- **Exercise description**: Quote the listing in full, exactly as given, minus any pictures.

- **The input**:
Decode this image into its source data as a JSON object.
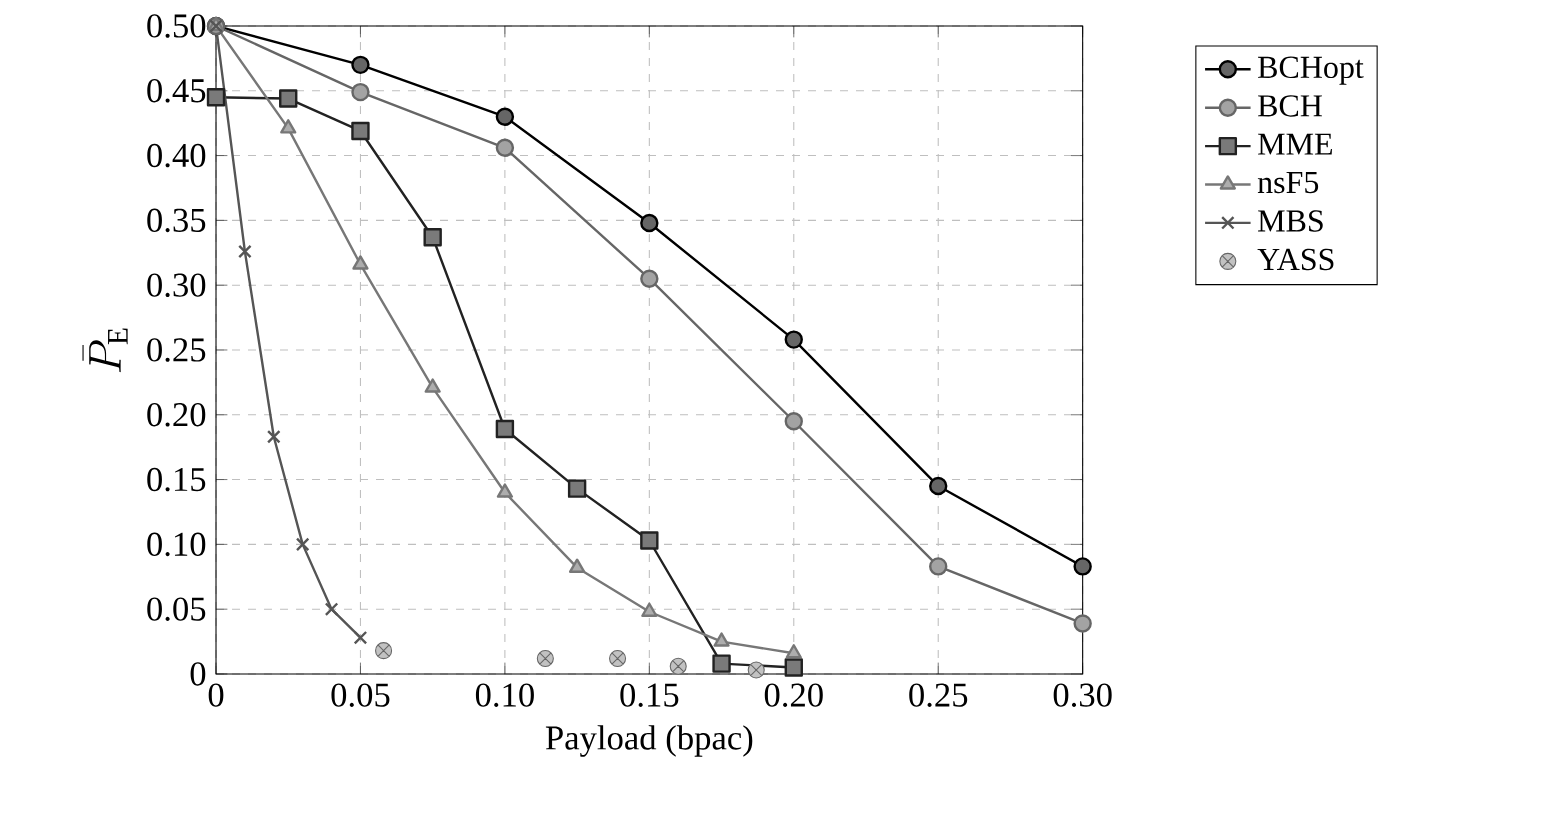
{
  "chart_data": {
    "type": "line",
    "xlabel": "Payload (bpac)",
    "ylabel": "\\bar{P}_\\mathrm{E}",
    "xlim": [
      0,
      0.3
    ],
    "ylim": [
      0,
      0.5
    ],
    "xticks": [
      {
        "value": 0,
        "label": "0"
      },
      {
        "value": 0.05,
        "label": "0.05"
      },
      {
        "value": 0.1,
        "label": "0.10"
      },
      {
        "value": 0.15,
        "label": "0.15"
      },
      {
        "value": 0.2,
        "label": "0.20"
      },
      {
        "value": 0.25,
        "label": "0.25"
      },
      {
        "value": 0.3,
        "label": "0.30"
      }
    ],
    "yticks": [
      {
        "value": 0,
        "label": "0"
      },
      {
        "value": 0.05,
        "label": "0.05"
      },
      {
        "value": 0.1,
        "label": "0.10"
      },
      {
        "value": 0.15,
        "label": "0.15"
      },
      {
        "value": 0.2,
        "label": "0.20"
      },
      {
        "value": 0.25,
        "label": "0.25"
      },
      {
        "value": 0.3,
        "label": "0.30"
      },
      {
        "value": 0.35,
        "label": "0.35"
      },
      {
        "value": 0.4,
        "label": "0.40"
      },
      {
        "value": 0.45,
        "label": "0.45"
      },
      {
        "value": 0.5,
        "label": "0.50"
      }
    ],
    "grid": true,
    "legend": "right",
    "line_style": "solid",
    "series": [
      {
        "name": "BCHopt",
        "color": "#000000",
        "marker": "circle",
        "x": [
          0,
          0.05,
          0.1,
          0.15,
          0.2,
          0.25,
          0.3
        ],
        "values": [
          0.5,
          0.47,
          0.43,
          0.348,
          0.258,
          0.145,
          0.083
        ]
      },
      {
        "name": "BCH",
        "color": "#666666",
        "marker": "circle",
        "x": [
          0,
          0.05,
          0.1,
          0.15,
          0.2,
          0.25,
          0.3
        ],
        "values": [
          0.5,
          0.449,
          0.406,
          0.305,
          0.195,
          0.083,
          0.039
        ]
      },
      {
        "name": "MME",
        "color": "#222222",
        "marker": "square",
        "x": [
          0,
          0.025,
          0.05,
          0.075,
          0.1,
          0.125,
          0.15,
          0.175,
          0.2
        ],
        "values": [
          0.445,
          0.444,
          0.419,
          0.337,
          0.189,
          0.143,
          0.103,
          0.008,
          0.005
        ]
      },
      {
        "name": "nsF5",
        "color": "#777777",
        "marker": "triangle",
        "x": [
          0,
          0.025,
          0.05,
          0.075,
          0.1,
          0.125,
          0.15,
          0.175,
          0.2
        ],
        "values": [
          0.5,
          0.421,
          0.316,
          0.221,
          0.14,
          0.082,
          0.048,
          0.025,
          0.016
        ]
      },
      {
        "name": "MBS",
        "color": "#555555",
        "marker": "cross",
        "x": [
          0,
          0.01,
          0.02,
          0.03,
          0.04,
          0.05
        ],
        "values": [
          0.5,
          0.326,
          0.183,
          0.1,
          0.05,
          0.028
        ]
      },
      {
        "name": "YASS",
        "type": "scatter",
        "color": "#666666",
        "marker": "cross",
        "x": [
          0.058,
          0.114,
          0.139,
          0.16,
          0.187
        ],
        "values": [
          0.018,
          0.012,
          0.012,
          0.006,
          0.003
        ]
      }
    ]
  }
}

- **Exercise response**:
Decode this image into its source data as a JSON object.
{
  "chart_data": {
    "type": "line",
    "xlabel": "Payload (bpac)",
    "ylabel": "\\bar{P}_\\mathrm{E}",
    "xlim": [
      0,
      0.3
    ],
    "ylim": [
      0,
      0.5
    ],
    "xticks": [
      {
        "value": 0,
        "label": "0"
      },
      {
        "value": 0.05,
        "label": "0.05"
      },
      {
        "value": 0.1,
        "label": "0.10"
      },
      {
        "value": 0.15,
        "label": "0.15"
      },
      {
        "value": 0.2,
        "label": "0.20"
      },
      {
        "value": 0.25,
        "label": "0.25"
      },
      {
        "value": 0.3,
        "label": "0.30"
      }
    ],
    "yticks": [
      {
        "value": 0,
        "label": "0"
      },
      {
        "value": 0.05,
        "label": "0.05"
      },
      {
        "value": 0.1,
        "label": "0.10"
      },
      {
        "value": 0.15,
        "label": "0.15"
      },
      {
        "value": 0.2,
        "label": "0.20"
      },
      {
        "value": 0.25,
        "label": "0.25"
      },
      {
        "value": 0.3,
        "label": "0.30"
      },
      {
        "value": 0.35,
        "label": "0.35"
      },
      {
        "value": 0.4,
        "label": "0.40"
      },
      {
        "value": 0.45,
        "label": "0.45"
      },
      {
        "value": 0.5,
        "label": "0.50"
      }
    ],
    "grid": true,
    "legend": "right",
    "line_style": "solid",
    "series": [
      {
        "name": "BCHopt",
        "color": "#000000",
        "marker": "circle",
        "x": [
          0,
          0.05,
          0.1,
          0.15,
          0.2,
          0.25,
          0.3
        ],
        "values": [
          0.5,
          0.47,
          0.43,
          0.348,
          0.258,
          0.145,
          0.083
        ]
      },
      {
        "name": "BCH",
        "color": "#666666",
        "marker": "circle",
        "x": [
          0,
          0.05,
          0.1,
          0.15,
          0.2,
          0.25,
          0.3
        ],
        "values": [
          0.5,
          0.449,
          0.406,
          0.305,
          0.195,
          0.083,
          0.039
        ]
      },
      {
        "name": "MME",
        "color": "#222222",
        "marker": "square",
        "x": [
          0,
          0.025,
          0.05,
          0.075,
          0.1,
          0.125,
          0.15,
          0.175,
          0.2
        ],
        "values": [
          0.445,
          0.444,
          0.419,
          0.337,
          0.189,
          0.143,
          0.103,
          0.008,
          0.005
        ]
      },
      {
        "name": "nsF5",
        "color": "#777777",
        "marker": "triangle",
        "x": [
          0,
          0.025,
          0.05,
          0.075,
          0.1,
          0.125,
          0.15,
          0.175,
          0.2
        ],
        "values": [
          0.5,
          0.421,
          0.316,
          0.221,
          0.14,
          0.082,
          0.048,
          0.025,
          0.016
        ]
      },
      {
        "name": "MBS",
        "color": "#555555",
        "marker": "cross",
        "x": [
          0,
          0.01,
          0.02,
          0.03,
          0.04,
          0.05
        ],
        "values": [
          0.5,
          0.326,
          0.183,
          0.1,
          0.05,
          0.028
        ]
      },
      {
        "name": "YASS",
        "type": "scatter",
        "color": "#666666",
        "marker": "cross",
        "x": [
          0.058,
          0.114,
          0.139,
          0.16,
          0.187
        ],
        "values": [
          0.018,
          0.012,
          0.012,
          0.006,
          0.003
        ]
      }
    ]
  }
}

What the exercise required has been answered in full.